### REQUIREMENTS
Could you edit the material starting at the line that contains "List UI elements" and ending at the line that contains "callout-2: 2 [787,116,797,135]" so that "row-label" becomes "row-caption" and nothing else changes, returning only those lines?

### DATA EXCERPTS
- - - - - - -

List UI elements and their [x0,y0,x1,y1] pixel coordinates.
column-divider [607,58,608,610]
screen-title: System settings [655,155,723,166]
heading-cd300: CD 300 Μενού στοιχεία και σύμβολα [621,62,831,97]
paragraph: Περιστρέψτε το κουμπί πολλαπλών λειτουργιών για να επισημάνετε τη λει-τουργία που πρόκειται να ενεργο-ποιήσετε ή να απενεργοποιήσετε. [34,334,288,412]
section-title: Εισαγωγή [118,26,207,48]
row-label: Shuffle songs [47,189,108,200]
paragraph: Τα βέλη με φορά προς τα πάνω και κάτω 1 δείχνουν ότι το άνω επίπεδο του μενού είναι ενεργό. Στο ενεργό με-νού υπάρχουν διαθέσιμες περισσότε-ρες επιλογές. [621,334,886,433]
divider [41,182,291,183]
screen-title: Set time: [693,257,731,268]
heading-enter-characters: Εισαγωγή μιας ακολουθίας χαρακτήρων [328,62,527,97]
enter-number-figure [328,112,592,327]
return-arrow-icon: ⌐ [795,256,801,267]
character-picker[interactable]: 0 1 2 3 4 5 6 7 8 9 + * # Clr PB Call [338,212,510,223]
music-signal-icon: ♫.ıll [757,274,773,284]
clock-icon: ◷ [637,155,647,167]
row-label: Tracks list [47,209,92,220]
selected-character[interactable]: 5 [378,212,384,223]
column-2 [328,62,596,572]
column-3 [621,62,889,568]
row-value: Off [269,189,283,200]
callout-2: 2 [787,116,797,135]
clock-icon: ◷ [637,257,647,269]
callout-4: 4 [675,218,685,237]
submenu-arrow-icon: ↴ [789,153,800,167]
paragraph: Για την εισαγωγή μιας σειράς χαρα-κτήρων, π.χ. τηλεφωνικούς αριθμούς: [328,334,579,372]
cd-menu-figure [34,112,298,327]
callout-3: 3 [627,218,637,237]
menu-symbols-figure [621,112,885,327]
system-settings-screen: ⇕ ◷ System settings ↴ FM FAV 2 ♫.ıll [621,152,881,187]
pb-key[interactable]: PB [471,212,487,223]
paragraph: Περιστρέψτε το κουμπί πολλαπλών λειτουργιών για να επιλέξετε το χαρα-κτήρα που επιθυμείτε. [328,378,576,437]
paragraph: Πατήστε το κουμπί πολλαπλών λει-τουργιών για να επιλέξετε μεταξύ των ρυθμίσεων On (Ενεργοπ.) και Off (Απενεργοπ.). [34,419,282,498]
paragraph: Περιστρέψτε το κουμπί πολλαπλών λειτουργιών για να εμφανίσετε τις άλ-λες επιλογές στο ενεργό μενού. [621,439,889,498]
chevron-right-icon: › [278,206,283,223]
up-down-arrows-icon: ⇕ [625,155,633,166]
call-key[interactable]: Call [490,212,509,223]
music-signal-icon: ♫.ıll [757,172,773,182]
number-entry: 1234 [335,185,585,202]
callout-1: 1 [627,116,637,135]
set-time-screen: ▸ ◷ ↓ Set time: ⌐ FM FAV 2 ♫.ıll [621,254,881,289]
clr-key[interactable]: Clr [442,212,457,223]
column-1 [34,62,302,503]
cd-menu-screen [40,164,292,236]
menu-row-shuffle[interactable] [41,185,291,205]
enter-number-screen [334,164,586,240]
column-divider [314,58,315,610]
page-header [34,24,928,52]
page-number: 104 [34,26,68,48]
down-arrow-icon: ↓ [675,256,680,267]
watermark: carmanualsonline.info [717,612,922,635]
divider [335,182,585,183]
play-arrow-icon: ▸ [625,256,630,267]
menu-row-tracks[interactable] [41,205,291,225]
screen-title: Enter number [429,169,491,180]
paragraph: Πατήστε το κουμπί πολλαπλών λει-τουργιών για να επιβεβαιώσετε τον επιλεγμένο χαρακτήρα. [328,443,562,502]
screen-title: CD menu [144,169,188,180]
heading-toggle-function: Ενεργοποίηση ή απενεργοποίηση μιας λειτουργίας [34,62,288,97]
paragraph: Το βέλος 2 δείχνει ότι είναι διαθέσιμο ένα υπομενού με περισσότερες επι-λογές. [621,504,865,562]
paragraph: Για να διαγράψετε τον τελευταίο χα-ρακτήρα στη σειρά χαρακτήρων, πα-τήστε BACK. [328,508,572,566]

- - - - - - -

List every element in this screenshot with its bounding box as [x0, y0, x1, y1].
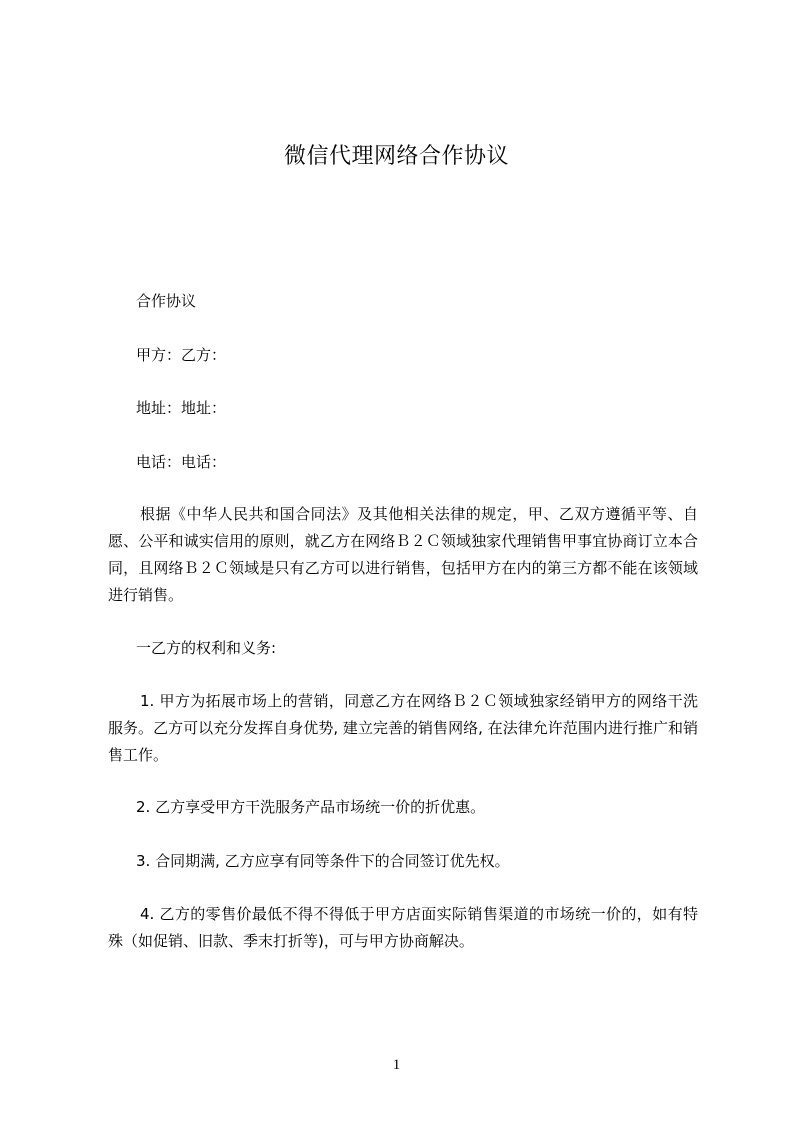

- - - - - - -

### COMPLETED TASK
List UI elements and their [x0,y0,x1,y1] pixel coordinates.
column-divider [607,58,608,610]
screen-title: System settings [655,155,723,166]
heading-cd300: CD 300 Μενού στοιχεία και σύμβολα [621,62,831,97]
paragraph: Περιστρέψτε το κουμπί πολλαπλών λειτουργιών για να επισημάνετε τη λει-τουργία που πρόκειται να ενεργο-ποιήσετε ή να απενεργοποιήσετε. [34,334,288,412]
section-title: Εισαγωγή [118,26,207,48]
row-caption: Shuffle songs [47,189,108,200]
paragraph: Τα βέλη με φορά προς τα πάνω και κάτω 1 δείχνουν ότι το άνω επίπεδο του μενού είναι ενεργό. Στο ενεργό με-νού υπάρχουν διαθέσιμες περισσότε-ρες επιλογές. [621,334,886,433]
divider [41,182,291,183]
screen-title: Set time: [693,257,731,268]
heading-enter-characters: Εισαγωγή μιας ακολουθίας χαρακτήρων [328,62,527,97]
enter-number-figure [328,112,592,327]
return-arrow-icon: ⌐ [795,256,801,267]
character-picker[interactable]: 0 1 2 3 4 5 6 7 8 9 + * # Clr PB Call [338,212,510,223]
music-signal-icon: ♫.ıll [757,274,773,284]
clock-icon: ◷ [637,155,647,167]
row-caption: Tracks list [47,209,92,220]
selected-character[interactable]: 5 [378,212,384,223]
column-2 [328,62,596,572]
column-3 [621,62,889,568]
row-value: Off [269,189,283,200]
callout-2: 2 [787,116,797,135]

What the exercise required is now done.